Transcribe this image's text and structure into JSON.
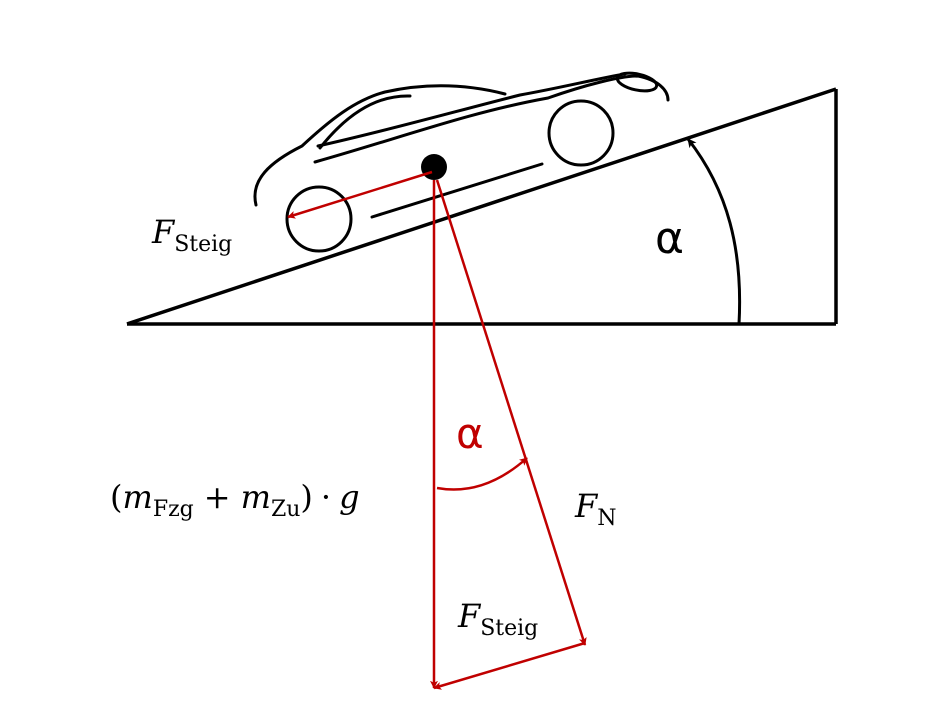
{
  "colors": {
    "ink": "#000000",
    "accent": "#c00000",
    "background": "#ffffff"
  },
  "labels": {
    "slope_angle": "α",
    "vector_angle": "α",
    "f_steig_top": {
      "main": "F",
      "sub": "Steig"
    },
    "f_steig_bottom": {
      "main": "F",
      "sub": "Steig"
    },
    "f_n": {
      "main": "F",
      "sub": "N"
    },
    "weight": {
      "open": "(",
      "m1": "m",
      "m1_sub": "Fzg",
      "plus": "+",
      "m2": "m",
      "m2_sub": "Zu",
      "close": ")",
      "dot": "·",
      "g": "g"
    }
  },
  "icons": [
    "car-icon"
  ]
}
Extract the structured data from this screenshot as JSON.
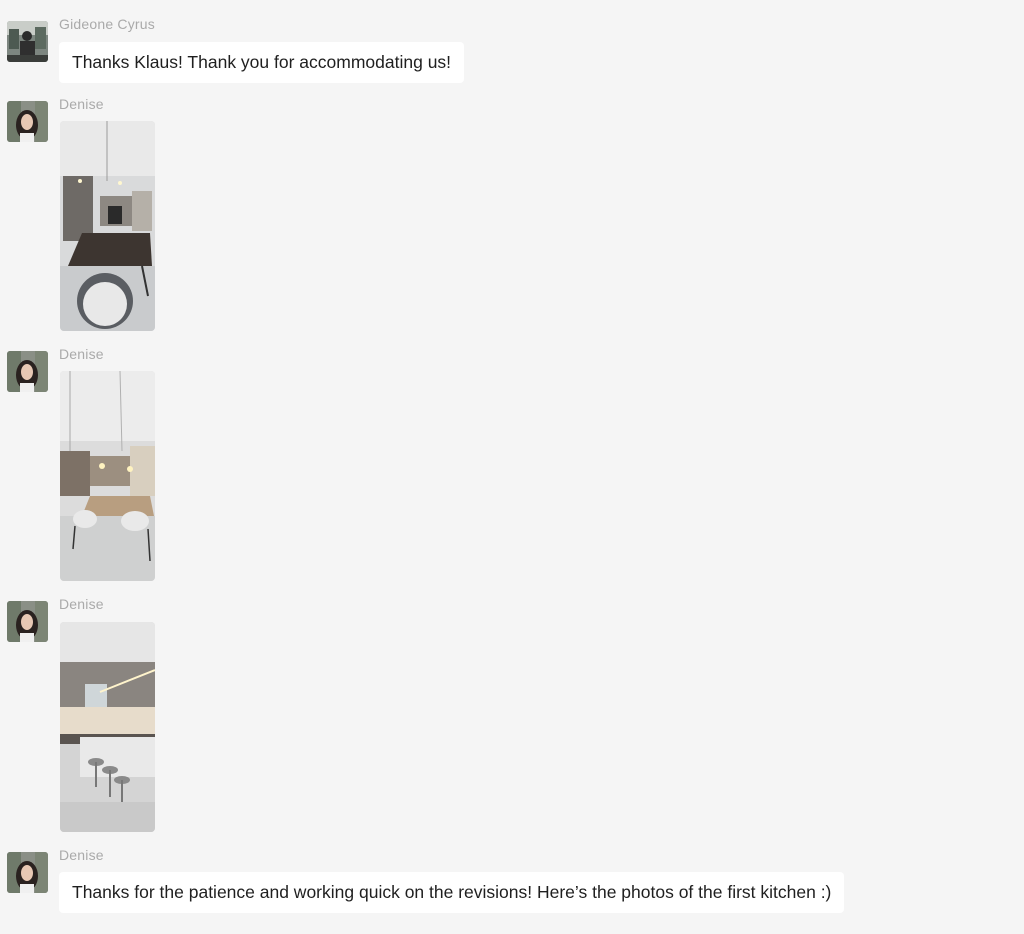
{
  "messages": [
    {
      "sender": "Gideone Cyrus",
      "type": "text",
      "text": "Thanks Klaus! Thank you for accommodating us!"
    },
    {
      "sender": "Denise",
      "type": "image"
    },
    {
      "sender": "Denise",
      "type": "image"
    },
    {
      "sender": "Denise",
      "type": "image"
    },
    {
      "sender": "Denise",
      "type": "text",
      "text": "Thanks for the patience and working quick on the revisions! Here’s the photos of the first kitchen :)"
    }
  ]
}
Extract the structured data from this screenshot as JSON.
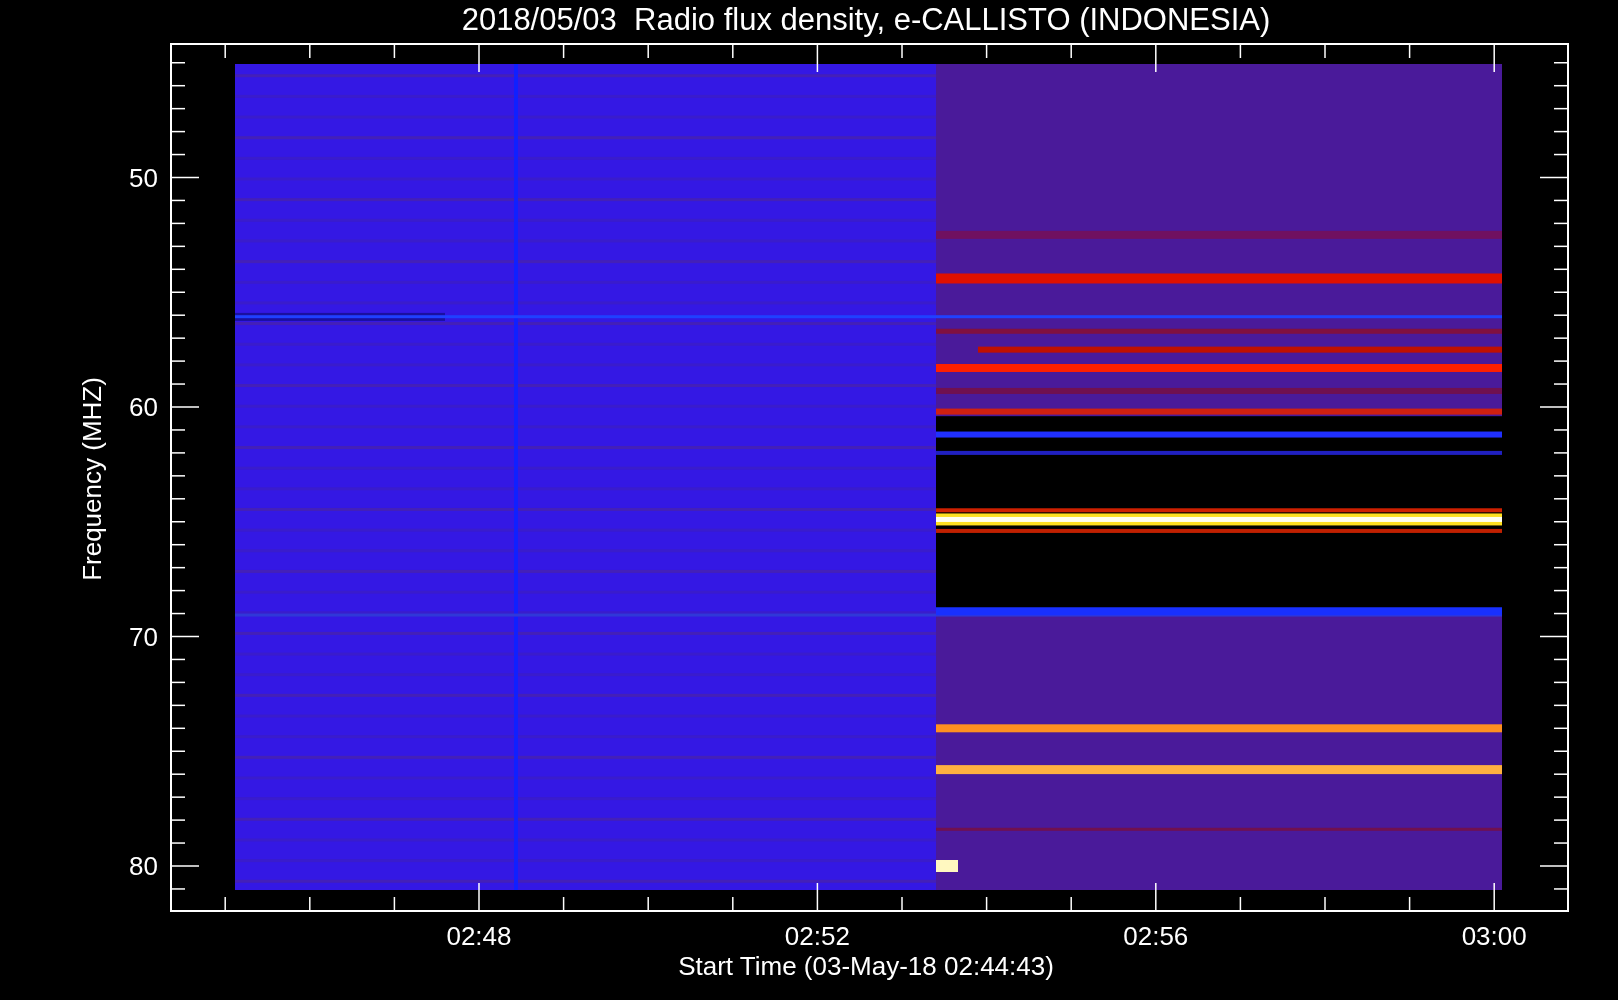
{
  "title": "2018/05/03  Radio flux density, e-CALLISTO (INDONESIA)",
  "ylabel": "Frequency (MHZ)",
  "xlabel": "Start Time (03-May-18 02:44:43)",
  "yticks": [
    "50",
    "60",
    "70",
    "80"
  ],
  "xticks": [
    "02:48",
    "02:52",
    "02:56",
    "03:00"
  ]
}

----

TASK OBJECTIVE
Take the listing above and print it exactly, apart from the pictures.

TASK RESULT
Transcribe this image's text and structure into JSON.
{
  "colors": {
    "ink": "#000000",
    "accent": "#c00000",
    "background": "#ffffff"
  },
  "labels": {
    "slope_angle": "α",
    "vector_angle": "α",
    "f_steig_top": {
      "main": "F",
      "sub": "Steig"
    },
    "f_steig_bottom": {
      "main": "F",
      "sub": "Steig"
    },
    "f_n": {
      "main": "F",
      "sub": "N"
    },
    "weight": {
      "open": "(",
      "m1": "m",
      "m1_sub": "Fzg",
      "plus": "+",
      "m2": "m",
      "m2_sub": "Zu",
      "close": ")",
      "dot": "·",
      "g": "g"
    }
  },
  "icons": [
    "car-icon"
  ]
}
Extract the structured data from this screenshot as JSON.
{
  "messages": [
    {
      "sender": "Gideone Cyrus",
      "type": "text",
      "text": "Thanks Klaus! Thank you for accommodating us!"
    },
    {
      "sender": "Denise",
      "type": "image"
    },
    {
      "sender": "Denise",
      "type": "image"
    },
    {
      "sender": "Denise",
      "type": "image"
    },
    {
      "sender": "Denise",
      "type": "text",
      "text": "Thanks for the patience and working quick on the revisions! Here’s the photos of the first kitchen :)"
    }
  ]
}
Extract the structured data from this screenshot as JSON.
{
  "title": "2018/05/03  Radio flux density, e-CALLISTO (INDONESIA)",
  "ylabel": "Frequency (MHZ)",
  "xlabel": "Start Time (03-May-18 02:44:43)",
  "yticks": [
    "50",
    "60",
    "70",
    "80"
  ],
  "xticks": [
    "02:48",
    "02:52",
    "02:56",
    "03:00"
  ]
}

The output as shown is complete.